** CHALLENGE **
Check each line of the material below for "your", then copy the ones that contain it.

------------------------------

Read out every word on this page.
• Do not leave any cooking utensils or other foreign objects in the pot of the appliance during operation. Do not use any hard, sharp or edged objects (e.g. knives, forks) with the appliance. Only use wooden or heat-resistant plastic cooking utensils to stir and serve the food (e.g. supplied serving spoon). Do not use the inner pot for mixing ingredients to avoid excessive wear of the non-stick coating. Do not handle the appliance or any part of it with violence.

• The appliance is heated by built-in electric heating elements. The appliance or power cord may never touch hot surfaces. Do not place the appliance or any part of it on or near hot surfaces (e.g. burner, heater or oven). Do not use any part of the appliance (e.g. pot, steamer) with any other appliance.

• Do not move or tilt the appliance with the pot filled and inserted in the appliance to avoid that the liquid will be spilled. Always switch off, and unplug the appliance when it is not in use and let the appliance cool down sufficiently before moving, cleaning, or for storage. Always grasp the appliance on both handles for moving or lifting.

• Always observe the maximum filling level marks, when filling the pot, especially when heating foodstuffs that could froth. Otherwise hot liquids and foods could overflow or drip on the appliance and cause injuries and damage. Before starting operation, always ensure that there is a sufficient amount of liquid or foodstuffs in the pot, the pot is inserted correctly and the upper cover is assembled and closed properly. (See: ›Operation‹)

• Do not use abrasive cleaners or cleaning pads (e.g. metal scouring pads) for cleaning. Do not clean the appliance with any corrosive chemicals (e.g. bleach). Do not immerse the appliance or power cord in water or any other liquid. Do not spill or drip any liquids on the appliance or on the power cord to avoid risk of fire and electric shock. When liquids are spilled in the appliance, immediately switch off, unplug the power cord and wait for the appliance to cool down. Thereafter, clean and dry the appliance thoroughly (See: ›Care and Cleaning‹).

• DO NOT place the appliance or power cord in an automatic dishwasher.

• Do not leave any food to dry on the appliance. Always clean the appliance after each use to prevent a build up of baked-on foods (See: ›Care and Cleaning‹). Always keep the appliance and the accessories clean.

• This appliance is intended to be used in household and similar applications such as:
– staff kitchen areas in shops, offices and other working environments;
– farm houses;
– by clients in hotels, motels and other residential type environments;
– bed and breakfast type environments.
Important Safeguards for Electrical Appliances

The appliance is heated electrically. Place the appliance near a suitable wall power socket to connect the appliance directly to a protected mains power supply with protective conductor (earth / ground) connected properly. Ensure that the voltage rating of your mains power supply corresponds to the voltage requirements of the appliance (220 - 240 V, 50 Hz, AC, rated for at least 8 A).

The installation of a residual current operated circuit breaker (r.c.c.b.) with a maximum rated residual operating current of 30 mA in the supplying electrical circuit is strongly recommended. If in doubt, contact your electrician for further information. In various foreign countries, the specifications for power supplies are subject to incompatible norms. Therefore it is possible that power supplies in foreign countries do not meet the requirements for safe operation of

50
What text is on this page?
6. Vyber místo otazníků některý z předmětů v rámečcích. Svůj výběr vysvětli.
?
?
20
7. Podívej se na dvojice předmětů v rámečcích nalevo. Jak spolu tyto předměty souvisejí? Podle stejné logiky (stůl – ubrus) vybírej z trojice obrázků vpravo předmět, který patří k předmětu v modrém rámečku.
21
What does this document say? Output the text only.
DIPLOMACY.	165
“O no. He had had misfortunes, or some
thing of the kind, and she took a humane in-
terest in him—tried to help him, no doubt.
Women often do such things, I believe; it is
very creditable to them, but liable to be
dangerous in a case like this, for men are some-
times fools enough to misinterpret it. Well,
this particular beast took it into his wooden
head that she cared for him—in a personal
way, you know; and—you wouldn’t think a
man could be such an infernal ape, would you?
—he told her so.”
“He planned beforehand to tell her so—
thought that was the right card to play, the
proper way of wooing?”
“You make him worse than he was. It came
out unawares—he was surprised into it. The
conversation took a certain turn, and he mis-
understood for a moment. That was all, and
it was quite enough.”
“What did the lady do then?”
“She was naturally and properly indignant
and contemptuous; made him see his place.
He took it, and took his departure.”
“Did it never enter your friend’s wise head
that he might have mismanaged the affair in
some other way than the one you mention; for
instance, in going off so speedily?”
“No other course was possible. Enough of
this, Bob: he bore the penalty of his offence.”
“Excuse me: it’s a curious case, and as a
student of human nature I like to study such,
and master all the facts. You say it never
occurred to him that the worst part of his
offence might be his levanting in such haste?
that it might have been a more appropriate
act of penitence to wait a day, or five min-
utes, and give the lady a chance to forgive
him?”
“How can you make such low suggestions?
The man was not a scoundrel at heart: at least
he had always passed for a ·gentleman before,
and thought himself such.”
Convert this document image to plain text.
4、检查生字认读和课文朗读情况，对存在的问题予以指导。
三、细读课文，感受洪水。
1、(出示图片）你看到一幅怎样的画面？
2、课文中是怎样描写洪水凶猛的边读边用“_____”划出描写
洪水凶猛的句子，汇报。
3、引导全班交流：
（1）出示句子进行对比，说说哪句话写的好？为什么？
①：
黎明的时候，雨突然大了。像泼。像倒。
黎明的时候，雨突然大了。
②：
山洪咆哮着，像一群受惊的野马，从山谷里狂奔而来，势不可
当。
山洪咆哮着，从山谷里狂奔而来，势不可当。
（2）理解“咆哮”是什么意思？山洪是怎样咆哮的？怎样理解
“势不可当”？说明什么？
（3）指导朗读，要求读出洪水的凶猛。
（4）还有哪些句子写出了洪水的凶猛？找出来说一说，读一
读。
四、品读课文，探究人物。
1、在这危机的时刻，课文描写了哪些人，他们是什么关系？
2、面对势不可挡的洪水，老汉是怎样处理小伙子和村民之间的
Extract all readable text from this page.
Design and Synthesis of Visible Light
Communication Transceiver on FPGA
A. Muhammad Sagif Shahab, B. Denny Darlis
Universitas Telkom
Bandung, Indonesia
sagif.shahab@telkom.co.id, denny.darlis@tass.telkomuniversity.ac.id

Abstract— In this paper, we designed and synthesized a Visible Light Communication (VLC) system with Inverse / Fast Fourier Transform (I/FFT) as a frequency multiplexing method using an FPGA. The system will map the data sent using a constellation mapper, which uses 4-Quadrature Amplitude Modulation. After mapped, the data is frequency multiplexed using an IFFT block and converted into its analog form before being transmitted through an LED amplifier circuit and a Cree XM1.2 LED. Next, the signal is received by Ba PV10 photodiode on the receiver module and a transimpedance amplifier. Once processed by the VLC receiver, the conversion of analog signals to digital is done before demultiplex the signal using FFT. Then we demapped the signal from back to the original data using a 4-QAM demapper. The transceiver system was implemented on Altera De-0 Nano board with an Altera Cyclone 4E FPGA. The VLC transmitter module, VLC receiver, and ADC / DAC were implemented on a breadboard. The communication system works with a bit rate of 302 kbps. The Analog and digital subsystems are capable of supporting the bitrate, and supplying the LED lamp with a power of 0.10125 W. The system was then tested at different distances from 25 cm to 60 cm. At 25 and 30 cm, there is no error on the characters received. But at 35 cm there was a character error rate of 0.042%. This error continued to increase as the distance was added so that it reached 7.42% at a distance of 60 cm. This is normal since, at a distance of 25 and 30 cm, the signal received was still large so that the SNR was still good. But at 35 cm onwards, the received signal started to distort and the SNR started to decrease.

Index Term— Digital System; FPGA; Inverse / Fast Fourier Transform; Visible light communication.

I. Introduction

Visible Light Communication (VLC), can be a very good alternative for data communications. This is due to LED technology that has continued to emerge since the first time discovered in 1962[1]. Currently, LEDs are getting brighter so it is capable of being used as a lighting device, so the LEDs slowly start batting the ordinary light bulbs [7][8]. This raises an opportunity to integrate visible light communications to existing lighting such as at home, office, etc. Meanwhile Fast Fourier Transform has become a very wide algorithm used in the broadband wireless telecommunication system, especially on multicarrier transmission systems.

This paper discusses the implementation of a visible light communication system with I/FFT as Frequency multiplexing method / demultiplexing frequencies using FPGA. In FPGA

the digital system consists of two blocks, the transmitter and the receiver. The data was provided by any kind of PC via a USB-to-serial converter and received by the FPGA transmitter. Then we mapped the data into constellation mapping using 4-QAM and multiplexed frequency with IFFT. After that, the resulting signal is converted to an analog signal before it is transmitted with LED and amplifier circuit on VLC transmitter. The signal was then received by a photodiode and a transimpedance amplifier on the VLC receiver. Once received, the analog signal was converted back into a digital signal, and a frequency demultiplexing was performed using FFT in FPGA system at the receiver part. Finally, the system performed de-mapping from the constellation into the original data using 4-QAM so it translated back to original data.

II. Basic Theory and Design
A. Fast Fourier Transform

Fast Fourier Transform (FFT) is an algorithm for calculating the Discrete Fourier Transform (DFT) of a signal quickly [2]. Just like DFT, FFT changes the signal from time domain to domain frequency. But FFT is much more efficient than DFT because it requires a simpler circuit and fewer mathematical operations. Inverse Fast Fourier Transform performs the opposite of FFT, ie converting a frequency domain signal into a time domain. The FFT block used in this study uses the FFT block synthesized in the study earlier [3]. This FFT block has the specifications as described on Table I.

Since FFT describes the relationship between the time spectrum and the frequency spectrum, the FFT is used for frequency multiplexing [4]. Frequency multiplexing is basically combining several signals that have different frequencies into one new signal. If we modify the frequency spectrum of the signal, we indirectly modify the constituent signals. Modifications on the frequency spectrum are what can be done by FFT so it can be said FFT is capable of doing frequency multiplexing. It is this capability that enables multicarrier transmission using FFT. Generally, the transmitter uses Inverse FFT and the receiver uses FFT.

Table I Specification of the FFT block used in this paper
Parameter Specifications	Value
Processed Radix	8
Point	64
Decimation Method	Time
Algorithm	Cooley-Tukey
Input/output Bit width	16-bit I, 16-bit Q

------------------------------

** SOLVED PROBLEM **
The appliance is heated electrically. Place the appliance near a suitable wall power socket to connect the appliance directly to a protected mains power supply with protective conductor (earth / ground) connected properly. Ensure that the voltage rating of your mains power supply corresponds to the voltage requirements of the appliance (220 - 240 V, 50 Hz, AC, rated for at least 8 A).
The installation of a residual current operated circuit breaker (r.c.c.b.) with a maximum rated residual operating current of 30 mA in the supplying electrical circuit is strongly recommended. If in doubt, contact your electrician for further information. In various foreign countries, the specifications for power supplies are subject to incompatible norms. Therefore it is possible that power supplies in foreign countries do not meet the requirements for safe operation of
“Did it never enter your friend’s wise head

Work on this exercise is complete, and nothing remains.